▸ **RECORDS SHOWN**:
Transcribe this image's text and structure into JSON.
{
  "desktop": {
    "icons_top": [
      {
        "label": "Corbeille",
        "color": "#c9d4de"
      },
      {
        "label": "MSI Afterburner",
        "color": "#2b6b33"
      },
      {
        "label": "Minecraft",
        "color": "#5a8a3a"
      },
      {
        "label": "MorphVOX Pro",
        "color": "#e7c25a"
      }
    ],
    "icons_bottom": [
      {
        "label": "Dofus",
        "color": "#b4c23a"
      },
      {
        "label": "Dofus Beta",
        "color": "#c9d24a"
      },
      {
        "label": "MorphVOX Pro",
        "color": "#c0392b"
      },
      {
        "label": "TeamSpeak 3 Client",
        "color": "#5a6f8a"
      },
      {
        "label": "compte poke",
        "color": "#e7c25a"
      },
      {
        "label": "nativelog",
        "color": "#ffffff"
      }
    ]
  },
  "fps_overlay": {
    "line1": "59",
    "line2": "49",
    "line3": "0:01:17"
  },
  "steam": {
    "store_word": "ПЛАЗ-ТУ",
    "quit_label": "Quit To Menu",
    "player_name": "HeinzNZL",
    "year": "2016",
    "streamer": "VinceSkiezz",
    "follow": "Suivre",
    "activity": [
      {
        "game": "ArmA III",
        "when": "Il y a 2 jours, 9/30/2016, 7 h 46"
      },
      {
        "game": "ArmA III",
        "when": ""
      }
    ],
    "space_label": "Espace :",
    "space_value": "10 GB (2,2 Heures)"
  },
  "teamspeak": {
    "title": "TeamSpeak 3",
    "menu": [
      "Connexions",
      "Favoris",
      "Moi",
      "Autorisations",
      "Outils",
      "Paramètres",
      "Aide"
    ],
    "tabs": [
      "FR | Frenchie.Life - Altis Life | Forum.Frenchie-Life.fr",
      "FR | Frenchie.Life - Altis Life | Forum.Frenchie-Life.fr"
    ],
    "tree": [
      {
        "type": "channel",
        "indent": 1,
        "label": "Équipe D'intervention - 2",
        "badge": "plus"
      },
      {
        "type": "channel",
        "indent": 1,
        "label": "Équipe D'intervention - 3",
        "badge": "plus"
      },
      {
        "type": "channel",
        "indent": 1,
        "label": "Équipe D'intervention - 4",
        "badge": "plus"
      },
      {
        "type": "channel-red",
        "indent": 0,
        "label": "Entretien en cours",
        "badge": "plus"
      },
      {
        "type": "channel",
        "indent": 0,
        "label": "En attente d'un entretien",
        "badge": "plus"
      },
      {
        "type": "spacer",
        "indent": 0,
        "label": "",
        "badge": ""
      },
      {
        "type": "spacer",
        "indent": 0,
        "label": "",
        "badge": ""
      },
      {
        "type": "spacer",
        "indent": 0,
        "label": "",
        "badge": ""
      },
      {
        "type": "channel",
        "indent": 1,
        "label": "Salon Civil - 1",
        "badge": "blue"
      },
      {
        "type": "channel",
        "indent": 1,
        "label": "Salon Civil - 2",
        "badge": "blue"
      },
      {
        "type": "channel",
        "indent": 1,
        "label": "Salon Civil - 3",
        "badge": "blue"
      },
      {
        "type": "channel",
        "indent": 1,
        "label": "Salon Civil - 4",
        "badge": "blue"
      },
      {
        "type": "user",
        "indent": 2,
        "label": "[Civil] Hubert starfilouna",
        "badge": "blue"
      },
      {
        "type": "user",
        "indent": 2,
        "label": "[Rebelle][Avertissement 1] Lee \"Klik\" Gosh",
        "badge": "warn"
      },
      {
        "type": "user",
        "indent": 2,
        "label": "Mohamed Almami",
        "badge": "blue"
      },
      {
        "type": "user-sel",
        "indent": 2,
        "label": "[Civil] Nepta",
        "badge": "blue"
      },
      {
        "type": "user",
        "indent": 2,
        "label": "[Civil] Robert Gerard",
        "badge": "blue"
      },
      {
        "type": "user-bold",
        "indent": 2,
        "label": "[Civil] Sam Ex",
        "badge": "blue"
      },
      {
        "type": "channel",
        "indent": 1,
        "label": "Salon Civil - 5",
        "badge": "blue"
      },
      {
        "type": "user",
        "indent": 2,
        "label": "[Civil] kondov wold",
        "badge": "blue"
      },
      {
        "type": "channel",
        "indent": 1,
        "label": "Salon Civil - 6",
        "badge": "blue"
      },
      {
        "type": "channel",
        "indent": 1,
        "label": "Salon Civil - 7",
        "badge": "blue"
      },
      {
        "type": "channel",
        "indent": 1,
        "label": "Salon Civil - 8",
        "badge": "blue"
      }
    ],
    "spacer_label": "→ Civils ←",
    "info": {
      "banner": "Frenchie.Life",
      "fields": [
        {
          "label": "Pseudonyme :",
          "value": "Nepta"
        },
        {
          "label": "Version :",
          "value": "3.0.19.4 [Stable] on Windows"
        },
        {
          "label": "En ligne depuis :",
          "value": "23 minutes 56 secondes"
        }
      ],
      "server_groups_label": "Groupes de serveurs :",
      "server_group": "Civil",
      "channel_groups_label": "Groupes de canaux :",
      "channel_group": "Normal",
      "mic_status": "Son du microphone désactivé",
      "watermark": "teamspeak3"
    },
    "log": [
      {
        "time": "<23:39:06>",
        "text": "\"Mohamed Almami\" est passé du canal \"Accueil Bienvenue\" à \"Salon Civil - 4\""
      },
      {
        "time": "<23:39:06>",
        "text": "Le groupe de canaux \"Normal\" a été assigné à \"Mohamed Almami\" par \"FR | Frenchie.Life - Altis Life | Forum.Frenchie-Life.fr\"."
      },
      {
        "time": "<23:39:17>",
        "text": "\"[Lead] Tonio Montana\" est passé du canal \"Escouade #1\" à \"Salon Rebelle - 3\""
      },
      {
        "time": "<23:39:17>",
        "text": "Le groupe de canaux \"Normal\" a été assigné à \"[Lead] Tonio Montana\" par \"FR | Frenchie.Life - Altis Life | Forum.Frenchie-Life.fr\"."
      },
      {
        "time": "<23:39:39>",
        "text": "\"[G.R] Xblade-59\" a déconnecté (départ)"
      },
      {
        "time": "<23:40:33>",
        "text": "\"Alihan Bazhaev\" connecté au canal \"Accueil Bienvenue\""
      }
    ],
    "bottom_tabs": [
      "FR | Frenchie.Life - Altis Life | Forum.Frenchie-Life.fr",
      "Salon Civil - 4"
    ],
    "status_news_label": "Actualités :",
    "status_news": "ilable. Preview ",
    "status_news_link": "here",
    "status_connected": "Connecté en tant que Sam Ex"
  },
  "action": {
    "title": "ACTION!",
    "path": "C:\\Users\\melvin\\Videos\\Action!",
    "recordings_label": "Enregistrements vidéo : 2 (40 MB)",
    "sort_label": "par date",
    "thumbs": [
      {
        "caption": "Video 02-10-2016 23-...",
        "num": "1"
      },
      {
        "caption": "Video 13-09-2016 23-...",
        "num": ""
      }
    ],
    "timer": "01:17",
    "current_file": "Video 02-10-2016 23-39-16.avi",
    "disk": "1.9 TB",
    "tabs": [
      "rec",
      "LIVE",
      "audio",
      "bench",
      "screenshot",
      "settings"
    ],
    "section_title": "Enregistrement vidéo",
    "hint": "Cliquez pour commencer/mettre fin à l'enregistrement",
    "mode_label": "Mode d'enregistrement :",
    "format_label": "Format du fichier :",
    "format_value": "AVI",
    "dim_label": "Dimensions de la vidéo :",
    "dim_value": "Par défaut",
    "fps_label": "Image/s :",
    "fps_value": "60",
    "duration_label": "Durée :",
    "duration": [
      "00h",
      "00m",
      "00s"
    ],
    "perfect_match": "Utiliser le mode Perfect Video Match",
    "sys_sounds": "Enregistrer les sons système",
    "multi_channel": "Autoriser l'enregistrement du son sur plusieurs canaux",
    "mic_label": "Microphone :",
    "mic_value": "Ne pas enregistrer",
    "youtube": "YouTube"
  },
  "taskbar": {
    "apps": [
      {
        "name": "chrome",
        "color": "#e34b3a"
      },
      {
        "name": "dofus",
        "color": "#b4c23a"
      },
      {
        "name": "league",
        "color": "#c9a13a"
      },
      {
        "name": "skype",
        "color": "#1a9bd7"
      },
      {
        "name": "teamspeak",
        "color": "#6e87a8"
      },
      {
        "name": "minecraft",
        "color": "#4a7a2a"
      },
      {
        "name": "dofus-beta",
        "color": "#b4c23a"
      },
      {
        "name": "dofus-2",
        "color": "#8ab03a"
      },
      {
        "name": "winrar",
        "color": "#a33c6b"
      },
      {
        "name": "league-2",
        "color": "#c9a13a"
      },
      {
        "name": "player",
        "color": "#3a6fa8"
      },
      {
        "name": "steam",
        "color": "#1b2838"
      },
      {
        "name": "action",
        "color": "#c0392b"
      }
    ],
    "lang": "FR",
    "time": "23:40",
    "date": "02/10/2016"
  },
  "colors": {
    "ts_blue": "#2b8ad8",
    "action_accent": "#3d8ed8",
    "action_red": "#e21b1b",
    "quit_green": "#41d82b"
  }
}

▸ **DIRECTIONS FOR THIS TASK**: Collect, from the material above, every line containing the word "vidéo".

▸ **WRITTEN ANSWER**:
    "recordings_label": "Enregistrements vidéo : 2 (40 MB)",
    "section_title": "Enregistrement vidéo",
    "dim_label": "Dimensions de la vidéo :",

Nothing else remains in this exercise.